[PROBLEM TO WORK ON]:
Skip the pictures and extract all of the lines exactly as written.

━━ ENTRIES SUPPLIED

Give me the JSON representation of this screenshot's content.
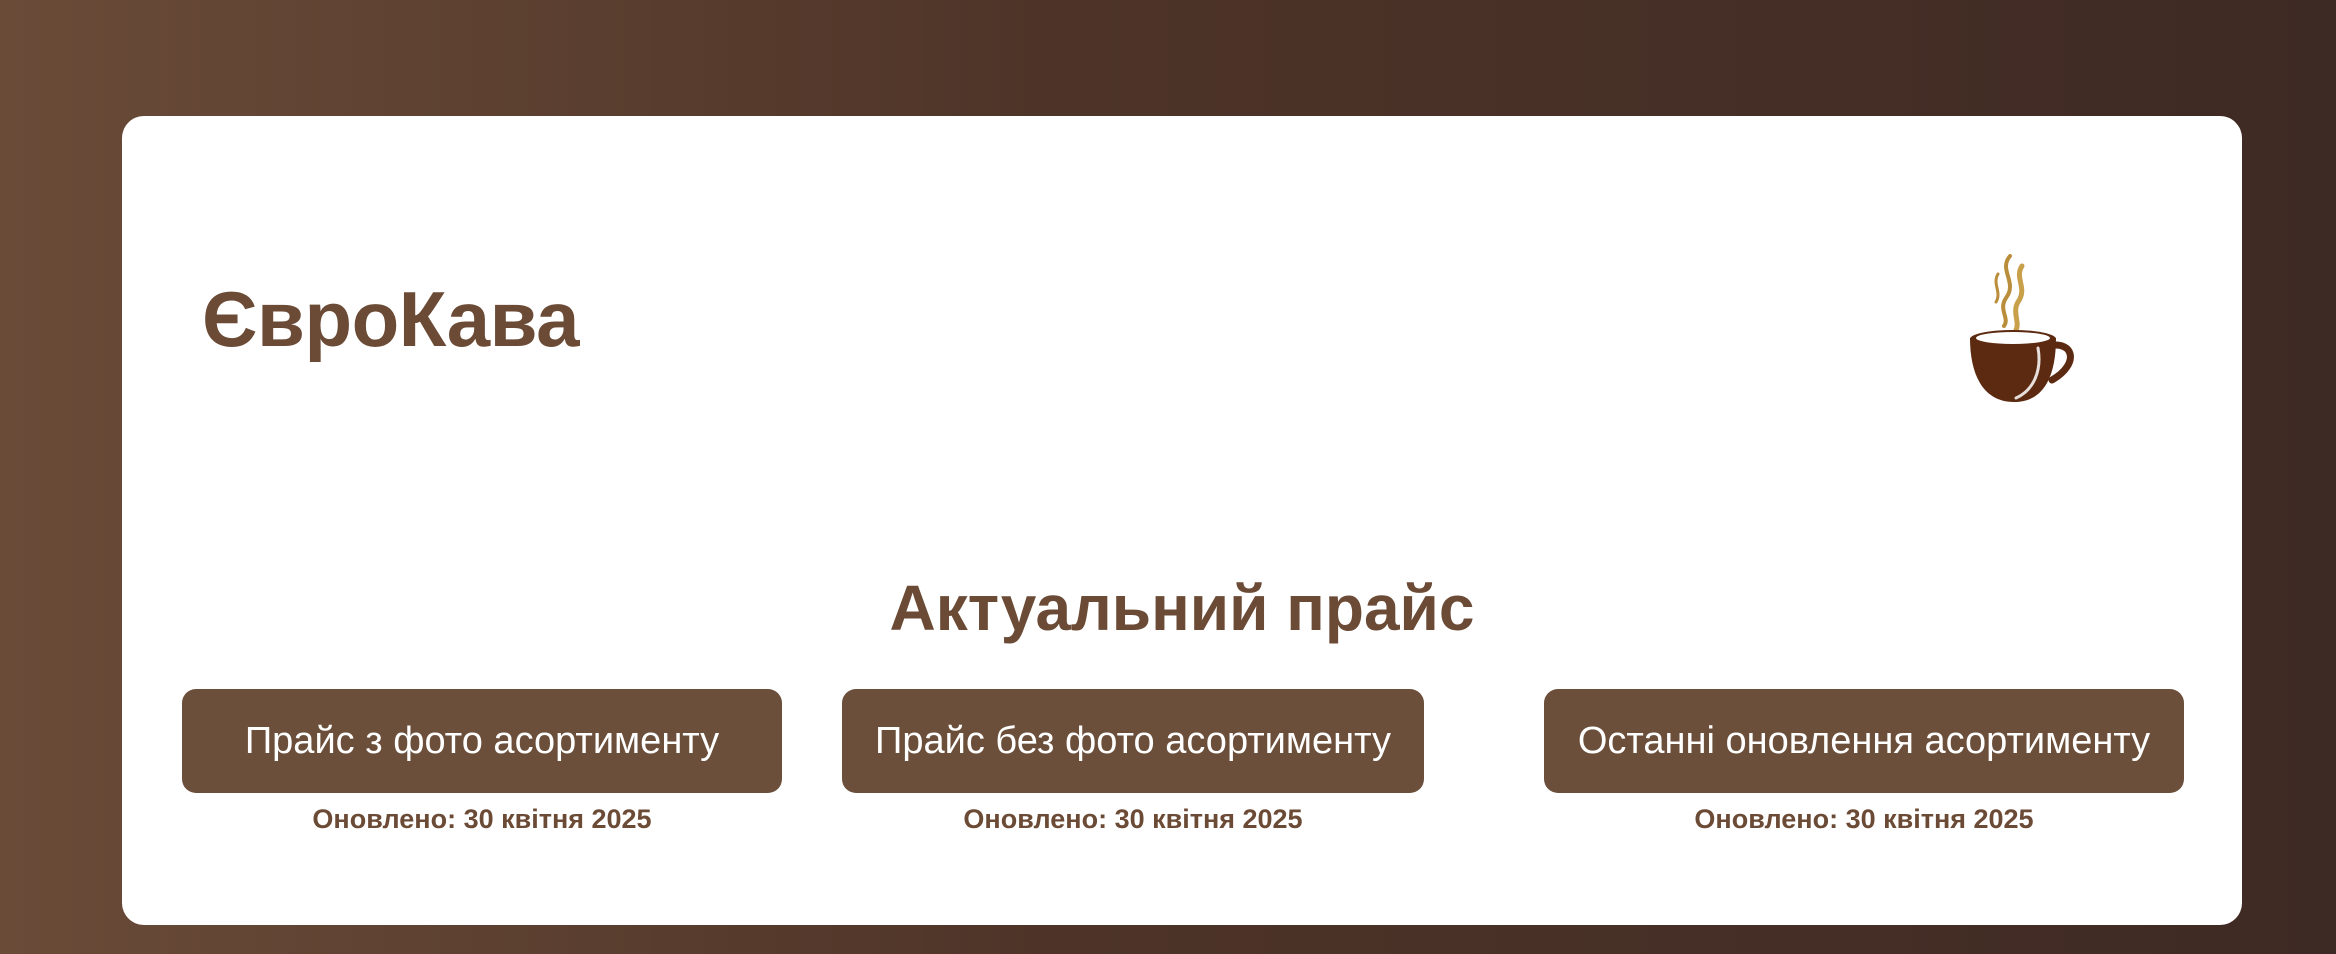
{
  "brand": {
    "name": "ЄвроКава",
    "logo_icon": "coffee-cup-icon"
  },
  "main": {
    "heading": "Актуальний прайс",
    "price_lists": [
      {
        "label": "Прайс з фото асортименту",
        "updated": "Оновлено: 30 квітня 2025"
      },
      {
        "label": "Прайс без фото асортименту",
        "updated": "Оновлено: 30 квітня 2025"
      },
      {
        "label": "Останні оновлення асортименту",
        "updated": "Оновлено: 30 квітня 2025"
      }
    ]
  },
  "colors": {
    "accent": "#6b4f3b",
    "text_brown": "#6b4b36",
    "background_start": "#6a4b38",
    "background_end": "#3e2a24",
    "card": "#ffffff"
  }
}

━━━━

[WRITTEN ANSWER]:
Give me the JSON representation of this screenshot's content.
{
  "brand": {
    "name": "ЄвроКава",
    "logo_icon": "coffee-cup-icon"
  },
  "main": {
    "heading": "Актуальний прайс",
    "price_lists": [
      {
        "label": "Прайс з фото асортименту",
        "updated": "Оновлено: 30 квітня 2025"
      },
      {
        "label": "Прайс без фото асортименту",
        "updated": "Оновлено: 30 квітня 2025"
      },
      {
        "label": "Останні оновлення асортименту",
        "updated": "Оновлено: 30 квітня 2025"
      }
    ]
  },
  "colors": {
    "accent": "#6b4f3b",
    "text_brown": "#6b4b36",
    "background_start": "#6a4b38",
    "background_end": "#3e2a24",
    "card": "#ffffff"
  }
}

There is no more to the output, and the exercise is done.